__Extracted entries__
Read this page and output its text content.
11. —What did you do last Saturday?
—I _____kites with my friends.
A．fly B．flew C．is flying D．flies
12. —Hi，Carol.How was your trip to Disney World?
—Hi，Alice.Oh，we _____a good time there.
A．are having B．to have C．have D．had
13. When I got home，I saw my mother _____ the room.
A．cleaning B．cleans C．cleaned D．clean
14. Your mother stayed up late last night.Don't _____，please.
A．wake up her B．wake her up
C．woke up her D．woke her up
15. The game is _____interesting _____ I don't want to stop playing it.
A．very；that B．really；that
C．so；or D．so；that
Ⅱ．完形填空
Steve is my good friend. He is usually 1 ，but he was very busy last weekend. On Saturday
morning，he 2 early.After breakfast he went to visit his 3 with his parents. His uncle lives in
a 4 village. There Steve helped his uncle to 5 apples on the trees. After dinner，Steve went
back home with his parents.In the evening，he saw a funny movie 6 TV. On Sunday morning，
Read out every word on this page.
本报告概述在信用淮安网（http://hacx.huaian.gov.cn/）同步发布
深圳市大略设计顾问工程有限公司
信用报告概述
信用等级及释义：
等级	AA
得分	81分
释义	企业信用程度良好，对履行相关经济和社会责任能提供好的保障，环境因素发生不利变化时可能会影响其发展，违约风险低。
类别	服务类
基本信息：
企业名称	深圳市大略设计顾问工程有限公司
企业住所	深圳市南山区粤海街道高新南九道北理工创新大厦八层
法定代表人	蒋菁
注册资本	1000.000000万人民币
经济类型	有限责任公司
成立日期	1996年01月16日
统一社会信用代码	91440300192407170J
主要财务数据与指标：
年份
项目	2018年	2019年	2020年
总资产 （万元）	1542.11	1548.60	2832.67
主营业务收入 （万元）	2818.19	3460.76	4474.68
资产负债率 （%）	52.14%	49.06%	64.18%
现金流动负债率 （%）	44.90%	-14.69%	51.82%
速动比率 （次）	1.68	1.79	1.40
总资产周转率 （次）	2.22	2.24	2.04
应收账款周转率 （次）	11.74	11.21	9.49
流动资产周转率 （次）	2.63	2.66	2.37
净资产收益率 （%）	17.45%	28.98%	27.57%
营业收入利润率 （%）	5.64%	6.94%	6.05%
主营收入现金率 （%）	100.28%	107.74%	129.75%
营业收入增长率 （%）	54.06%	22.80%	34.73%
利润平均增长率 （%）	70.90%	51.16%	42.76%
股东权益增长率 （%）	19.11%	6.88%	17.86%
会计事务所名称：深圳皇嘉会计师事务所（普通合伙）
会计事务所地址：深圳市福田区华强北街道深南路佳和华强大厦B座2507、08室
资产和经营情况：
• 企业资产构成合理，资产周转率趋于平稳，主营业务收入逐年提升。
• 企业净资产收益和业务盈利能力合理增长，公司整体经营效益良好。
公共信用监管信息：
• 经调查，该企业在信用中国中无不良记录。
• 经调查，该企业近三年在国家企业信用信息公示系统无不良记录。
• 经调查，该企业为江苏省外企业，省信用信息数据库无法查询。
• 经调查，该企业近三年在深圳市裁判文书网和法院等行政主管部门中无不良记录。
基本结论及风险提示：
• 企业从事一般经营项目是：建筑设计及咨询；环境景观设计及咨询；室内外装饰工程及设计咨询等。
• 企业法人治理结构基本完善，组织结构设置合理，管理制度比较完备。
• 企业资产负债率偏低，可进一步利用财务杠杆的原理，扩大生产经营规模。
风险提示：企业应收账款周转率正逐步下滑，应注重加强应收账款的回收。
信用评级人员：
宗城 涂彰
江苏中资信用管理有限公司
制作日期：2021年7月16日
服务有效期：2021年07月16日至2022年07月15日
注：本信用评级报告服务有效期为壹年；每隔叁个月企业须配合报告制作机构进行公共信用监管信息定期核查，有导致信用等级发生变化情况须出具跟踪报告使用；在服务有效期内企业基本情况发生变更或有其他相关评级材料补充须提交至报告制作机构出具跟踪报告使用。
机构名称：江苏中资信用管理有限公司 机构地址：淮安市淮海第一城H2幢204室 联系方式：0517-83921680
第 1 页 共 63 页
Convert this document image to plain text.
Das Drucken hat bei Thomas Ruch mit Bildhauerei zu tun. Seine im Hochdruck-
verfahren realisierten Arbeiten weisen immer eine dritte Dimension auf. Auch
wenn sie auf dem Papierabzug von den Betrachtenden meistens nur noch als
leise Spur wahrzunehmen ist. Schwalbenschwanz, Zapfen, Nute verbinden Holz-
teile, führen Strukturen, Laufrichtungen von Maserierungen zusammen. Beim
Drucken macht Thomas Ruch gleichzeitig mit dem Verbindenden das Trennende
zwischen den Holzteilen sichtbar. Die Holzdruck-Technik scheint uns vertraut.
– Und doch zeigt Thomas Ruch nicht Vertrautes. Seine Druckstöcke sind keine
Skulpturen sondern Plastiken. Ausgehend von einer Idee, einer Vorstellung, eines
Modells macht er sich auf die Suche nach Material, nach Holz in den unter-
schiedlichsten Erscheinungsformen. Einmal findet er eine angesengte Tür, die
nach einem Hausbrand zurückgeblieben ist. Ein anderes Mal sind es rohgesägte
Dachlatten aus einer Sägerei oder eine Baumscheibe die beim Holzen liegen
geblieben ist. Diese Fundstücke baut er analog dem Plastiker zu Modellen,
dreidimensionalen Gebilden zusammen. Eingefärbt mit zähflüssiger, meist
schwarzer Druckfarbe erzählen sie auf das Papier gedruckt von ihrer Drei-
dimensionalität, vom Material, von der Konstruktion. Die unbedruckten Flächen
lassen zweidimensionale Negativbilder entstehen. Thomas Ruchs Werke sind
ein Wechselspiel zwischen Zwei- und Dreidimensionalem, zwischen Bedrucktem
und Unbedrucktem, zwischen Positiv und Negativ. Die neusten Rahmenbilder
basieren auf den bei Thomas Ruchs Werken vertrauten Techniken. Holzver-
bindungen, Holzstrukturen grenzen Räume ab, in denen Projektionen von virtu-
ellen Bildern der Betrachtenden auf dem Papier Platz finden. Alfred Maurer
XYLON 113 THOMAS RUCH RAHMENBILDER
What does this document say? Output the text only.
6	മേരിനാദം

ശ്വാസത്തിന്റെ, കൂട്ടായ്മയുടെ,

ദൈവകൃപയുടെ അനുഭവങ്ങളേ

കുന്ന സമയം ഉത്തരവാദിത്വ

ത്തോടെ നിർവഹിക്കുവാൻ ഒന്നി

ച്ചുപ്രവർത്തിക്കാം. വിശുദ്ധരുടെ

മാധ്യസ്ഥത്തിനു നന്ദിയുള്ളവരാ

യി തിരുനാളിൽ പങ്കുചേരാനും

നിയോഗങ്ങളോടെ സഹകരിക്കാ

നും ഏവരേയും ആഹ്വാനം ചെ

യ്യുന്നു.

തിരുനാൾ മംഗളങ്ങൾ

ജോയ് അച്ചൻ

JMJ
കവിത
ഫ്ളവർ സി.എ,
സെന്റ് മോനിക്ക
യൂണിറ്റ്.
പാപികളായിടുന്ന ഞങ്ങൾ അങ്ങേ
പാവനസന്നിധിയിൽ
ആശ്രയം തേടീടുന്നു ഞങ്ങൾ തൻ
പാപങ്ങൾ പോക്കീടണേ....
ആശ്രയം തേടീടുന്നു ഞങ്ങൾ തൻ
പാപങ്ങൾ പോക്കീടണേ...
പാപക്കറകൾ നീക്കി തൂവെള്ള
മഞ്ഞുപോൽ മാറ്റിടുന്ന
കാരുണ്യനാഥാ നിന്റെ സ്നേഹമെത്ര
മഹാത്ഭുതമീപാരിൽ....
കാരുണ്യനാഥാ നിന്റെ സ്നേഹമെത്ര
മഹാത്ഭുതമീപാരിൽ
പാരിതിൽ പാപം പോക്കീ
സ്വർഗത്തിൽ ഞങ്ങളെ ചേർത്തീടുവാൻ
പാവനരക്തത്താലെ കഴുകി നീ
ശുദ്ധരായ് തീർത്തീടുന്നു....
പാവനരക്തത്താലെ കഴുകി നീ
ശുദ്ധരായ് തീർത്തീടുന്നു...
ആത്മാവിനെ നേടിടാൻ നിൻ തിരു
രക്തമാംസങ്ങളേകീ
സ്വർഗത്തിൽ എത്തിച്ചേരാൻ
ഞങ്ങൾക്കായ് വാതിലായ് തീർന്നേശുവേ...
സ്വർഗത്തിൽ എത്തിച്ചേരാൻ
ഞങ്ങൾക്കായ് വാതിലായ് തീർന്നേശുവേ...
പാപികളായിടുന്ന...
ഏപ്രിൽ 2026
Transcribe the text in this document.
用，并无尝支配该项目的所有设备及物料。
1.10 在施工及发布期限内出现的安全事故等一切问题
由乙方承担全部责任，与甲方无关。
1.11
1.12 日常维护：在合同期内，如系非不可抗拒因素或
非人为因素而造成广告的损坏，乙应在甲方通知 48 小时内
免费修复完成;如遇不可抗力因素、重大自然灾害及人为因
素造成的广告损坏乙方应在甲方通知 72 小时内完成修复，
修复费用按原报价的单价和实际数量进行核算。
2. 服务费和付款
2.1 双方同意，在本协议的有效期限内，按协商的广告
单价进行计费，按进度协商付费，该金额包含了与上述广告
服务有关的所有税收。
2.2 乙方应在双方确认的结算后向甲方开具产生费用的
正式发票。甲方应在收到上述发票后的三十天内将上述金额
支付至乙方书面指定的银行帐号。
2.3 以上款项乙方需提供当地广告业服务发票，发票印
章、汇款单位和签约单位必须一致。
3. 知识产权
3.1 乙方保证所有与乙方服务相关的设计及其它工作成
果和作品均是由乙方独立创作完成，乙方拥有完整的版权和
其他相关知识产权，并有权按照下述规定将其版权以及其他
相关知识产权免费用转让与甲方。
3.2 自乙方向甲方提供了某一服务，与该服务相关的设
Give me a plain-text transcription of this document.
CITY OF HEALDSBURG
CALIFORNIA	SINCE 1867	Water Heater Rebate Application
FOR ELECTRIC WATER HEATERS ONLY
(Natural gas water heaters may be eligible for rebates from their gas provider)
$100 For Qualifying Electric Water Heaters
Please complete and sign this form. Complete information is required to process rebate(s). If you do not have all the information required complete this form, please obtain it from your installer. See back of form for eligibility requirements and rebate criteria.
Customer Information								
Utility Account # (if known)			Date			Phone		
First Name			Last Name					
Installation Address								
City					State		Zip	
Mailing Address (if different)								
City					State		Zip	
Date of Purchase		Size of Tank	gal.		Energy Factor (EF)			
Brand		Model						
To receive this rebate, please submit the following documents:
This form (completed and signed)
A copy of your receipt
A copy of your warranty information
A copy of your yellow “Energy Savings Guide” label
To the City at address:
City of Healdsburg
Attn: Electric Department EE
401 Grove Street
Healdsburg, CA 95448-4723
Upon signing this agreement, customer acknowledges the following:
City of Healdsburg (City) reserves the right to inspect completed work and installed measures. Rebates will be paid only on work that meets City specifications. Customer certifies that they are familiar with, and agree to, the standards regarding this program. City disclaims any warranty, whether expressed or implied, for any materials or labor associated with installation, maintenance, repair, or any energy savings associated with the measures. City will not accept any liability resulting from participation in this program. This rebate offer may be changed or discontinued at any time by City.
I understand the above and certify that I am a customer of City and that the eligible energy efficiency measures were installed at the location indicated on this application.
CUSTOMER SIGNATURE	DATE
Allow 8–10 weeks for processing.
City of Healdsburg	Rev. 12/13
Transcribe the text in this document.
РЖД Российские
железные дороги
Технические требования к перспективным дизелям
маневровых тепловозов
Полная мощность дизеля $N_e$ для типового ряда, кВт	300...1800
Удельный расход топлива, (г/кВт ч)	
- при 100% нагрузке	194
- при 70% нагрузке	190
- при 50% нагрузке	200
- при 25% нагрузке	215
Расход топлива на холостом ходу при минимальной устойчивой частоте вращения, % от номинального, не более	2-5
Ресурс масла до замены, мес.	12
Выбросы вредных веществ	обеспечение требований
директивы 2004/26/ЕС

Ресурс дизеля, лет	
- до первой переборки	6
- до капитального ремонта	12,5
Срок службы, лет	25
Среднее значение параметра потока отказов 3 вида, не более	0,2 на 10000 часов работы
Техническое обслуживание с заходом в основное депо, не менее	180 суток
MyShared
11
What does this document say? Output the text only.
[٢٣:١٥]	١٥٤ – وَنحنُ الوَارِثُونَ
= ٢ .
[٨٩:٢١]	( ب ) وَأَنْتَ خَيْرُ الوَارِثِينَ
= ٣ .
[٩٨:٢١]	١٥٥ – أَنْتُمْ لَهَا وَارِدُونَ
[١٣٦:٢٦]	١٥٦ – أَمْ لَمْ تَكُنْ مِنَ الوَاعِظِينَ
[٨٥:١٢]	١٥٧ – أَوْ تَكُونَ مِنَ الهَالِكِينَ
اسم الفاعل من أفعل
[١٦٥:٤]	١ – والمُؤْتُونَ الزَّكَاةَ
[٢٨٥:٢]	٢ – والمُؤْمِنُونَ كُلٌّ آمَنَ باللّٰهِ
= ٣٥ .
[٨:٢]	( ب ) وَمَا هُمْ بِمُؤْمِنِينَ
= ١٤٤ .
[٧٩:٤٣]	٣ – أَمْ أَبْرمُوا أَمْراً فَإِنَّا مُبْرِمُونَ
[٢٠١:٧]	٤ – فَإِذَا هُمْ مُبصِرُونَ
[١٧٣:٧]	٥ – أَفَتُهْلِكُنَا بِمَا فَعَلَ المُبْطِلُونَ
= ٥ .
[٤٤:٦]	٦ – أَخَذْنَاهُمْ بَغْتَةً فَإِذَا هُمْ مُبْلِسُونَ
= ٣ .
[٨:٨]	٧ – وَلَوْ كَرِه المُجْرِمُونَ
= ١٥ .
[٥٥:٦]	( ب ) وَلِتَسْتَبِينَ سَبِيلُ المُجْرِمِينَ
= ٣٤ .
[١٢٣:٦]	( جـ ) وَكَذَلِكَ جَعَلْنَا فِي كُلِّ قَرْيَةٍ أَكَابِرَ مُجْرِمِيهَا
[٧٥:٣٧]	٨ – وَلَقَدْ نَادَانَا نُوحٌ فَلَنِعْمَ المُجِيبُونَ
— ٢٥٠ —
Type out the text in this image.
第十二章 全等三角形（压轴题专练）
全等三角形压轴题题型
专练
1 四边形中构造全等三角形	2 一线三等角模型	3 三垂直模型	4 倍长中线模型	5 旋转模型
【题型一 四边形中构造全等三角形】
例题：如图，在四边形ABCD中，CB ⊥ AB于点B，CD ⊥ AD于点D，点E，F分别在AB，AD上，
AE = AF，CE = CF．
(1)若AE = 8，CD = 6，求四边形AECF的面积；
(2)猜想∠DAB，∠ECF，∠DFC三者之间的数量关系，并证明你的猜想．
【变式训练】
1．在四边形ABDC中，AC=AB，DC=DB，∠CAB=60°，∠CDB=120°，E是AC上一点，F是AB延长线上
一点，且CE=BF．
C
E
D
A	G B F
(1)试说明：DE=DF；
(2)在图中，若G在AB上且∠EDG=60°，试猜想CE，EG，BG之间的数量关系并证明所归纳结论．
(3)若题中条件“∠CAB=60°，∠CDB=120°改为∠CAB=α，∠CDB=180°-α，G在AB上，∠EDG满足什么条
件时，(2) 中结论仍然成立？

__Brief__
Scan the records above and report how many lines include the word "zusammen", without any other text.

__Finished answer__
2